— start EXTRACTED DATA —

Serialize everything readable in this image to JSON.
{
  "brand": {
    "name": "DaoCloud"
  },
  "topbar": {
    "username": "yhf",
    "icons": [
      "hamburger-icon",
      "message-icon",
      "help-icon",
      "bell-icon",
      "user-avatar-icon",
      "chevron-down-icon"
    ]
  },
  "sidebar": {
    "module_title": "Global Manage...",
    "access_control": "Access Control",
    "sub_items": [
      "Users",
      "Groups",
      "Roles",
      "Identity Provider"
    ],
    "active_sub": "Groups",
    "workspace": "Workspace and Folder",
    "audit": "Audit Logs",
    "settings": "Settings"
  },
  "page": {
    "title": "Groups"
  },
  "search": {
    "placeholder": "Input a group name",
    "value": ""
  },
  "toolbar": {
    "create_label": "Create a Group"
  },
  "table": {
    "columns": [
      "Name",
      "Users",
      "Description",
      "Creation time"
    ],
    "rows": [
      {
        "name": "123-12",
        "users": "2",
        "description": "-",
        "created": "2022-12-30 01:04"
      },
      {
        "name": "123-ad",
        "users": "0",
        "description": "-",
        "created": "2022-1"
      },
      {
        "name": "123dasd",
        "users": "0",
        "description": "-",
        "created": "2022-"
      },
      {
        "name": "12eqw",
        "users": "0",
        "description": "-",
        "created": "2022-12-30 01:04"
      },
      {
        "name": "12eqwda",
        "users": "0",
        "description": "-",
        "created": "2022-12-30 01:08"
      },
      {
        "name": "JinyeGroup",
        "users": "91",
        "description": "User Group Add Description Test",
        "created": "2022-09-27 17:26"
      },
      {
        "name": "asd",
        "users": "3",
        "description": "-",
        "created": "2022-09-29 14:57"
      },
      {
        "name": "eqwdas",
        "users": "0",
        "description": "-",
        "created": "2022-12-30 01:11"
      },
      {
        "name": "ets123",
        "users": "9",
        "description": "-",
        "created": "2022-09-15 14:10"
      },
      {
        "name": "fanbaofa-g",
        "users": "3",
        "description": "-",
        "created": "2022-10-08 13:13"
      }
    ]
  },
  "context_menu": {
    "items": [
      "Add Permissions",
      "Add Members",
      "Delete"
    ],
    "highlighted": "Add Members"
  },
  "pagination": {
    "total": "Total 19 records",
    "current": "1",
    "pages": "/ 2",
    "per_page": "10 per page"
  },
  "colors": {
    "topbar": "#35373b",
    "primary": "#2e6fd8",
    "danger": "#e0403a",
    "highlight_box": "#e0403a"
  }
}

— end EXTRACTED DATA —

• **INSTRUCTIONS TO FOLLOW**
Copy out the data shown above without altering anything.

• **WORKED ANSWER**
Serialize everything readable in this image to JSON.
{
  "brand": {
    "name": "DaoCloud"
  },
  "topbar": {
    "username": "yhf",
    "icons": [
      "hamburger-icon",
      "message-icon",
      "help-icon",
      "bell-icon",
      "user-avatar-icon",
      "chevron-down-icon"
    ]
  },
  "sidebar": {
    "module_title": "Global Manage...",
    "access_control": "Access Control",
    "sub_items": [
      "Users",
      "Groups",
      "Roles",
      "Identity Provider"
    ],
    "active_sub": "Groups",
    "workspace": "Workspace and Folder",
    "audit": "Audit Logs",
    "settings": "Settings"
  },
  "page": {
    "title": "Groups"
  },
  "search": {
    "placeholder": "Input a group name",
    "value": ""
  },
  "toolbar": {
    "create_label": "Create a Group"
  },
  "table": {
    "columns": [
      "Name",
      "Users",
      "Description",
      "Creation time"
    ],
    "rows": [
      {
        "name": "123-12",
        "users": "2",
        "description": "-",
        "created": "2022-12-30 01:04"
      },
      {
        "name": "123-ad",
        "users": "0",
        "description": "-",
        "created": "2022-1"
      },
      {
        "name": "123dasd",
        "users": "0",
        "description": "-",
        "created": "2022-"
      },
      {
        "name": "12eqw",
        "users": "0",
        "description": "-",
        "created": "2022-12-30 01:04"
      },
      {
        "name": "12eqwda",
        "users": "0",
        "description": "-",
        "created": "2022-12-30 01:08"
      },
      {
        "name": "JinyeGroup",
        "users": "91",
        "description": "User Group Add Description Test",
        "created": "2022-09-27 17:26"
      },
      {
        "name": "asd",
        "users": "3",
        "description": "-",
        "created": "2022-09-29 14:57"
      },
      {
        "name": "eqwdas",
        "users": "0",
        "description": "-",
        "created": "2022-12-30 01:11"
      },
      {
        "name": "ets123",
        "users": "9",
        "description": "-",
        "created": "2022-09-15 14:10"
      },
      {
        "name": "fanbaofa-g",
        "users": "3",
        "description": "-",
        "created": "2022-10-08 13:13"
      }
    ]
  },
  "context_menu": {
    "items": [
      "Add Permissions",
      "Add Members",
      "Delete"
    ],
    "highlighted": "Add Members"
  },
  "pagination": {
    "total": "Total 19 records",
    "current": "1",
    "pages": "/ 2",
    "per_page": "10 per page"
  },
  "colors": {
    "topbar": "#35373b",
    "primary": "#2e6fd8",
    "danger": "#e0403a",
    "highlight_box": "#e0403a"
  }
}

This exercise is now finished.